* [WHAT IS ASKED]: Of the lines in these entries, how many contain the string "text"? Give the number and nothing else.

* [THE DATA]:
(begin)
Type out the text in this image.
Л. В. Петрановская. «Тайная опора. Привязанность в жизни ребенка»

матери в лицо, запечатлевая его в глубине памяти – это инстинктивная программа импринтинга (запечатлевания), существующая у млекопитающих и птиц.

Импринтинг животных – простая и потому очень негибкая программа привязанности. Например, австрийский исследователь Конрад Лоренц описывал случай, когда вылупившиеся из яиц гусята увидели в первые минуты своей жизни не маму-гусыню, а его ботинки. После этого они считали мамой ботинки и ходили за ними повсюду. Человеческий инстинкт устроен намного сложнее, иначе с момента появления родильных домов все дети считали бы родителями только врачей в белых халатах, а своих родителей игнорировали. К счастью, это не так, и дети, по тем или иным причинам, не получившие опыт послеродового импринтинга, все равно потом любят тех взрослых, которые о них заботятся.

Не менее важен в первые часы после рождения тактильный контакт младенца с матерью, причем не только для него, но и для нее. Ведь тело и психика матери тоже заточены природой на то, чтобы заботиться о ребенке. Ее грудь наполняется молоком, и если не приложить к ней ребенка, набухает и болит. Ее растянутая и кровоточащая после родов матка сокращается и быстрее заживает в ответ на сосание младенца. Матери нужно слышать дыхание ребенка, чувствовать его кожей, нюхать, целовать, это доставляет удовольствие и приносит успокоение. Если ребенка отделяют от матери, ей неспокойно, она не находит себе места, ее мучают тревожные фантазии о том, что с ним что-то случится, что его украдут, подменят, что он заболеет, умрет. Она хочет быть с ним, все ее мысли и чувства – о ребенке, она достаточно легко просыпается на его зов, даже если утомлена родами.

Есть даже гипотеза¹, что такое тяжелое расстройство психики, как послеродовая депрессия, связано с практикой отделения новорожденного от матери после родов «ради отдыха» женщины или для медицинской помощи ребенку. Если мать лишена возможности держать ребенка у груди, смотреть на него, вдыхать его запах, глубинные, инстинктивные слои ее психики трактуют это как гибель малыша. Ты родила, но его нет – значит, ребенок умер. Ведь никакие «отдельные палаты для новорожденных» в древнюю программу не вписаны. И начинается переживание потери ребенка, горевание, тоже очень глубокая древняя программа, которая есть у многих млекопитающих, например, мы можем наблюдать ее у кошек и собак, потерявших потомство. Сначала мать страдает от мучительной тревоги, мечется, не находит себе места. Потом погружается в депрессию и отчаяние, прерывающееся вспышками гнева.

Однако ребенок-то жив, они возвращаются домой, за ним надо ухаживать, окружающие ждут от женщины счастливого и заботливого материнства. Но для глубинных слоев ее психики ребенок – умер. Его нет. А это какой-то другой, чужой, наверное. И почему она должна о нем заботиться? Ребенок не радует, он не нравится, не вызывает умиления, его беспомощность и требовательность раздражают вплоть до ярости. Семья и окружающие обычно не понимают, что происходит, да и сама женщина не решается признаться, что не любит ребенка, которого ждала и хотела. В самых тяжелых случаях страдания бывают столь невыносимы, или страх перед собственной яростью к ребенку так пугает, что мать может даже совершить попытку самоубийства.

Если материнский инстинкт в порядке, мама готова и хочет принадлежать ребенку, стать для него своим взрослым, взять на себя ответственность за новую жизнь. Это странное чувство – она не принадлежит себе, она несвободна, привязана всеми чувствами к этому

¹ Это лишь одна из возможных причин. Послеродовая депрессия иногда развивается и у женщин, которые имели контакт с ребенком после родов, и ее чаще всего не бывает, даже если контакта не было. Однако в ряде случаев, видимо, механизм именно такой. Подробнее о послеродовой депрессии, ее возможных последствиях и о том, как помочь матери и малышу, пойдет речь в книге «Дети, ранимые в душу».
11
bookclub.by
(end)
(begin)
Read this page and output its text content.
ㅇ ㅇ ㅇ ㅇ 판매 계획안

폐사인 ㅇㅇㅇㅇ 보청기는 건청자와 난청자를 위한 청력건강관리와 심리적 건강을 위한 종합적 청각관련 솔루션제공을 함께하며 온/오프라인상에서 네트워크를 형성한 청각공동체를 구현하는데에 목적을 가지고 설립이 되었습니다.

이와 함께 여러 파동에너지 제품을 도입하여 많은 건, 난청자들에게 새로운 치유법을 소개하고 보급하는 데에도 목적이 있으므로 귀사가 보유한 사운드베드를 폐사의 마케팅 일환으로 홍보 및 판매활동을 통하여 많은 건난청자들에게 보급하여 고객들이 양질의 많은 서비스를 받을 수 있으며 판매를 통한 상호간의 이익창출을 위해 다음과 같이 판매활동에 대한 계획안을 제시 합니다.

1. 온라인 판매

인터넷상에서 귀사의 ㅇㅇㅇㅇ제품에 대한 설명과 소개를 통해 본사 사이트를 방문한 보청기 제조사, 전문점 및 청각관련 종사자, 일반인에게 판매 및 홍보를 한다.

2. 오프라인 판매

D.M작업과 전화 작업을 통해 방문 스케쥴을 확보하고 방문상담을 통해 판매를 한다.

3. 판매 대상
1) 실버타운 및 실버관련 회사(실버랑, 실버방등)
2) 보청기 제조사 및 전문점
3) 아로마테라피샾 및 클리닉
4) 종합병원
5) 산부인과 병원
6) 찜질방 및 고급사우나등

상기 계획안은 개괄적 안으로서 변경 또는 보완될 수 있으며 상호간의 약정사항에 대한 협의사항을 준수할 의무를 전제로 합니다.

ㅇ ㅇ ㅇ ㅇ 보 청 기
(end)
* [FULL SOLUTION]: 2